Monday, November 3, 2025

Book Tour ~ The Exchange and Other Calamities by Mallory McCartney

 




Horror / Collection

Date Published: 07-22-2025

Publisher: Anuci Press



Evil lurks in the darkness, clawing its way towards unsuspecting victims . . .


A woman living with fibromyalgia finds an artifact that unleashes a reality she never thought possible . . . at a steep price.


Two high school seniors take part in a tradition that brings them face-to-face with the monstrous truth behind a haunting, dark urban legend.


The face behind a popular YouTube ghost hunting show travels to the scene of a horrific event to find fresh horrors there.


Fate takes a bite out of a young woman who ventures into the wilderness to grieve her mother.
Best-selling author, Theo Anderson, takes part in a sleep study that turns her into the very thing she fears.


Hold your breath as you immerse yourself in five harrowing stories written by bestselling author, Mallory McCartney. Fans of her gripping Black Dawn series will be kept on the edge of their seat by this horror collection inspired by real life events!


“I shut the mirror with a click and froze. Fear dripped through me, starting at the crown of my head and dousing my body so completely, my mind went blank. A scream lodged firmly in my throat—I couldn’t utter a sound. Fire and ice raced through my veins, churning my stomach, and bile rose in my throat.

Fingers had appeared from thin air, and they grew and morphed into inky claws. They curled over my shoulder and gripped it hard. Then, with pallid skin, the rest of the intruder appeared.”

 

“The creature’s grip only hardened.

**Exercise requirements**
(A) From the book tour post, list the central figure or figures of each of the five stories as the blurb describes them.
(B) Extract from the book tour post the stretch from "Two high school" through "thing she fears.".
The entries after this point are not needed for any of the work.

[Items stored from a collection]
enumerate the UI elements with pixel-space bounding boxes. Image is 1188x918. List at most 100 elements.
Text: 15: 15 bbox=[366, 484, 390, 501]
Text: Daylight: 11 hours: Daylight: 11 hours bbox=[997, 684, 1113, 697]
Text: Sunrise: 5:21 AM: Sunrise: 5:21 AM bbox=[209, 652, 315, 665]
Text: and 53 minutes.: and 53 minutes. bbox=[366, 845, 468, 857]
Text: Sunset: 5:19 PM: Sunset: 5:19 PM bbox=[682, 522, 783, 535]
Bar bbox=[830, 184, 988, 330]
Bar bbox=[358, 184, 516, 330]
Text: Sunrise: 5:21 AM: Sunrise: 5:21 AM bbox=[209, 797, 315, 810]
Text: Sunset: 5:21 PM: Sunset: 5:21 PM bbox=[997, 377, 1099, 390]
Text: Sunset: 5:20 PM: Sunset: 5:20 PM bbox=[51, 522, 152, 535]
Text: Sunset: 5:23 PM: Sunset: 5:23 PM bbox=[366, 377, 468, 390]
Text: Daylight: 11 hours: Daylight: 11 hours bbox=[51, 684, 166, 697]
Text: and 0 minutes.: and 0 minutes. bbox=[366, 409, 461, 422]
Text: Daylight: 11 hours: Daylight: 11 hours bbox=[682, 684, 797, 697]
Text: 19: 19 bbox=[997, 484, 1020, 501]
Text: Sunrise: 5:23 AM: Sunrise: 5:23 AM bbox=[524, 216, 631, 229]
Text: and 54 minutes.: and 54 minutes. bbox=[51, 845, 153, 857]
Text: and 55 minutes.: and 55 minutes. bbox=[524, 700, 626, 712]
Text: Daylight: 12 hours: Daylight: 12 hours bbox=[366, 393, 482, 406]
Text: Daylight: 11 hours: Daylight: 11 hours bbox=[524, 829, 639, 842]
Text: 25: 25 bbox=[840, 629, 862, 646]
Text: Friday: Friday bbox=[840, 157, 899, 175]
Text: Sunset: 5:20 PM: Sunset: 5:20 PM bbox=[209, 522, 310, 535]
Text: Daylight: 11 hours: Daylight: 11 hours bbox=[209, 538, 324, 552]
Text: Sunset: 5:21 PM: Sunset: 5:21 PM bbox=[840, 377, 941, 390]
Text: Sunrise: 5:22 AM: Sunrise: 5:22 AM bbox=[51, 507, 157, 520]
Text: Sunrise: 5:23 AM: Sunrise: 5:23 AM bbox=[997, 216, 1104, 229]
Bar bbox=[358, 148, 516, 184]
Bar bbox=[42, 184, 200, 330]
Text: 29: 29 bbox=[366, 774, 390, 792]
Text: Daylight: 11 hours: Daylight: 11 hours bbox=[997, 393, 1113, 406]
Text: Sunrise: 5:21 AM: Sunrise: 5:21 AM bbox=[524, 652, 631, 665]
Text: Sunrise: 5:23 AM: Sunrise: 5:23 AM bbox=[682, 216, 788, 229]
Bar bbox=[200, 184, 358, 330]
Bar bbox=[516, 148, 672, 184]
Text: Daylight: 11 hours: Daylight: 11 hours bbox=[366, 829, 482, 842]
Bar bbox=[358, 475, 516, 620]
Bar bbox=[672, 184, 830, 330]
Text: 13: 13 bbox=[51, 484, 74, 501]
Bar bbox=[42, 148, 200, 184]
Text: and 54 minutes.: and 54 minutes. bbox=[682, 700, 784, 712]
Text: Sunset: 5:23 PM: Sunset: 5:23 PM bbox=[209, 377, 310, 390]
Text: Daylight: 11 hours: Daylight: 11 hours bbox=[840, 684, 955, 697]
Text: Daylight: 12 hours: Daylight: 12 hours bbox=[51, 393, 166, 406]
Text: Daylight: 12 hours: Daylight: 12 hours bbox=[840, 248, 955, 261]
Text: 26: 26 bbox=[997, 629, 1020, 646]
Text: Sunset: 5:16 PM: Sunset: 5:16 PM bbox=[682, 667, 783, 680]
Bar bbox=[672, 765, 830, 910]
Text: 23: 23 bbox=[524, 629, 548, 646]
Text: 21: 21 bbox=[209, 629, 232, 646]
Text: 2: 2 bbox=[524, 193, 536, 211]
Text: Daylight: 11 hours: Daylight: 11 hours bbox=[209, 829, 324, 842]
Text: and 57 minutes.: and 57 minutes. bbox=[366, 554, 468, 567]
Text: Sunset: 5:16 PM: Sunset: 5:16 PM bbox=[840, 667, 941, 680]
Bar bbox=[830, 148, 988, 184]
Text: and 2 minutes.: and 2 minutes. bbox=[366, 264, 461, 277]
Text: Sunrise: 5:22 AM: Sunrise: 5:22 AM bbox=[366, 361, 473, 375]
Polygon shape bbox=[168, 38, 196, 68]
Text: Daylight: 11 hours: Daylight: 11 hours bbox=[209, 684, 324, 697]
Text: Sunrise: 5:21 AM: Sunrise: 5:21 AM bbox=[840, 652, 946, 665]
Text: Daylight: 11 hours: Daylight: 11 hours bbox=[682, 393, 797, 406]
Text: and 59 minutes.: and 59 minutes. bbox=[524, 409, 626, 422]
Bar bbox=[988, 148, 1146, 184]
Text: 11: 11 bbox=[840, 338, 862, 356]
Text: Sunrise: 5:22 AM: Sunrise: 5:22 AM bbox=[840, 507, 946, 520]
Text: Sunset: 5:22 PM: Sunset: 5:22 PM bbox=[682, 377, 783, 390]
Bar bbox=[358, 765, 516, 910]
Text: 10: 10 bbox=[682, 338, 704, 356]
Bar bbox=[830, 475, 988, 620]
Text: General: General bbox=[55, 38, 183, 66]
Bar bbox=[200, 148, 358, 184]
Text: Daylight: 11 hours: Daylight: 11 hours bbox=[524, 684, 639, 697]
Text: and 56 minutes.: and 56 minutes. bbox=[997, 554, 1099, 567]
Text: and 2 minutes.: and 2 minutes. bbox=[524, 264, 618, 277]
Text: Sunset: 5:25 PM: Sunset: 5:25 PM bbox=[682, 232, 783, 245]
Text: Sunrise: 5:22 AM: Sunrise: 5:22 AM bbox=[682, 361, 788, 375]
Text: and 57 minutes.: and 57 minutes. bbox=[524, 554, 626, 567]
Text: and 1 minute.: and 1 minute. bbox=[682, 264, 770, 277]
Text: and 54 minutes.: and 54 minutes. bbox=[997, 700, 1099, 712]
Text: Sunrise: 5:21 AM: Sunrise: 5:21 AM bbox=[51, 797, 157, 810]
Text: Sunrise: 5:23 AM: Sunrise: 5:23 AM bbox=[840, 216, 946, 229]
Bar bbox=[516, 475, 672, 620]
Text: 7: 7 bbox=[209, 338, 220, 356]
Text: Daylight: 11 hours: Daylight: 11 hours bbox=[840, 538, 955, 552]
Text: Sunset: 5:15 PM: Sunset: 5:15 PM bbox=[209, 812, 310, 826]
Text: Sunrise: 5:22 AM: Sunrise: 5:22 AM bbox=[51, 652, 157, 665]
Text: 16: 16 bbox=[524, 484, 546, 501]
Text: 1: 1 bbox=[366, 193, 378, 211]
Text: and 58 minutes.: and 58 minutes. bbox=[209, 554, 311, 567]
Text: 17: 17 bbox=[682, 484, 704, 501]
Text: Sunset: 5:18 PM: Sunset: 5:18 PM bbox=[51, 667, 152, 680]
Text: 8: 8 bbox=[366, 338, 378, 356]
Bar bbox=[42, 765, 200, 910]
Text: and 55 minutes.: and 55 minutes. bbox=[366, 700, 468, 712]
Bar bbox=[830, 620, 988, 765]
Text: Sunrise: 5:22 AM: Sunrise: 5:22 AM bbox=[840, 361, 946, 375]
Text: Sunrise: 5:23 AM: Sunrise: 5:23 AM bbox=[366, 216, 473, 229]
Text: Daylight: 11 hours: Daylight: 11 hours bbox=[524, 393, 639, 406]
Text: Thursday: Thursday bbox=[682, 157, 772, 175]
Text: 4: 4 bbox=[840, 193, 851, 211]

**Solution set**
(A)
- A woman living with fibromyalgia
- Two high school seniors
- The face behind a popular YouTube ghost hunting show
- A young woman who ventures into the wilderness to grieve her mother
- Best-selling author Theo Anderson

(B)
Two high school seniors take part in a tradition that brings them face-to-face with the monstrous truth behind a haunting, dark urban legend.


The face behind a popular YouTube ghost hunting show travels to the scene of a horrific event to find fresh horrors there.


Fate takes a bite out of a young woman who ventures into the wilderness to grieve her mother.
Best-selling author, Theo Anderson, takes part in a sleep study that turns her into the very thing she fears.